--- BEGIN Rows ---

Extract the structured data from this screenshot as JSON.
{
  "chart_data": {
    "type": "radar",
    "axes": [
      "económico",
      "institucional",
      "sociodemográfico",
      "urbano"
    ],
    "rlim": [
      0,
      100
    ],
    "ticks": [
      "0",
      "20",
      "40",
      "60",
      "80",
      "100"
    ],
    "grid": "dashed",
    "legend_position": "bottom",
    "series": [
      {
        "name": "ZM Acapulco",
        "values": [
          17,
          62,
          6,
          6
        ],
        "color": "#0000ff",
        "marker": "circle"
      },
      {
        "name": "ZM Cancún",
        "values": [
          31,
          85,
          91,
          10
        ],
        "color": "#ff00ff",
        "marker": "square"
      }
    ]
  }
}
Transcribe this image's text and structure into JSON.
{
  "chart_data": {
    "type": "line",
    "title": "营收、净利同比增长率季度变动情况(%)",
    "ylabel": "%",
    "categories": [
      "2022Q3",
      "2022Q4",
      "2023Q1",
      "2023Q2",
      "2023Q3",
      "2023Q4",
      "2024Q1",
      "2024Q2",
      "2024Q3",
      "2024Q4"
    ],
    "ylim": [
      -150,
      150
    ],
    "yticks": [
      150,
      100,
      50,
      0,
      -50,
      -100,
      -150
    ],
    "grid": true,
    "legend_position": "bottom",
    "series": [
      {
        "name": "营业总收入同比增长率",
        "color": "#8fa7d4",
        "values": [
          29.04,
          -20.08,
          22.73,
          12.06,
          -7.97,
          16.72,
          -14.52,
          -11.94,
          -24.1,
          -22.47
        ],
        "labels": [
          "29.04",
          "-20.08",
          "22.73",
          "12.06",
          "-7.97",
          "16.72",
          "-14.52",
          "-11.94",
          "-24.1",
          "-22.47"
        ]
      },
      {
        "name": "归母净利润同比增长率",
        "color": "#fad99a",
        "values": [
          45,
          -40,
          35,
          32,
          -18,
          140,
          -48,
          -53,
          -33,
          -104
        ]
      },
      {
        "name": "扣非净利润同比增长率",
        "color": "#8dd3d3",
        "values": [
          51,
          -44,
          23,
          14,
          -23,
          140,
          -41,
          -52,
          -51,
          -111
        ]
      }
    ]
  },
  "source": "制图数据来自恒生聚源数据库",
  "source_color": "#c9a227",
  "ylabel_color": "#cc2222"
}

--- END Rows ---

§ **Required work**
Each record above should be output again exactly.

§ **Answer**
Extract the structured data from this screenshot as JSON.
{
  "chart_data": {
    "type": "radar",
    "axes": [
      "económico",
      "institucional",
      "sociodemográfico",
      "urbano"
    ],
    "rlim": [
      0,
      100
    ],
    "ticks": [
      "0",
      "20",
      "40",
      "60",
      "80",
      "100"
    ],
    "grid": "dashed",
    "legend_position": "bottom",
    "series": [
      {
        "name": "ZM Acapulco",
        "values": [
          17,
          62,
          6,
          6
        ],
        "color": "#0000ff",
        "marker": "circle"
      },
      {
        "name": "ZM Cancún",
        "values": [
          31,
          85,
          91,
          10
        ],
        "color": "#ff00ff",
        "marker": "square"
      }
    ]
  }
}
Transcribe this image's text and structure into JSON.
{
  "chart_data": {
    "type": "line",
    "title": "营收、净利同比增长率季度变动情况(%)",
    "ylabel": "%",
    "categories": [
      "2022Q3",
      "2022Q4",
      "2023Q1",
      "2023Q2",
      "2023Q3",
      "2023Q4",
      "2024Q1",
      "2024Q2",
      "2024Q3",
      "2024Q4"
    ],
    "ylim": [
      -150,
      150
    ],
    "yticks": [
      150,
      100,
      50,
      0,
      -50,
      -100,
      -150
    ],
    "grid": true,
    "legend_position": "bottom",
    "series": [
      {
        "name": "营业总收入同比增长率",
        "color": "#8fa7d4",
        "values": [
          29.04,
          -20.08,
          22.73,
          12.06,
          -7.97,
          16.72,
          -14.52,
          -11.94,
          -24.1,
          -22.47
        ],
        "labels": [
          "29.04",
          "-20.08",
          "22.73",
          "12.06",
          "-7.97",
          "16.72",
          "-14.52",
          "-11.94",
          "-24.1",
          "-22.47"
        ]
      },
      {
        "name": "归母净利润同比增长率",
        "color": "#fad99a",
        "values": [
          45,
          -40,
          35,
          32,
          -18,
          140,
          -48,
          -53,
          -33,
          -104
        ]
      },
      {
        "name": "扣非净利润同比增长率",
        "color": "#8dd3d3",
        "values": [
          51,
          -44,
          23,
          14,
          -23,
          140,
          -41,
          -52,
          -51,
          -111
        ]
      }
    ]
  },
  "source": "制图数据来自恒生聚源数据库",
  "source_color": "#c9a227",
  "ylabel_color": "#cc2222"
}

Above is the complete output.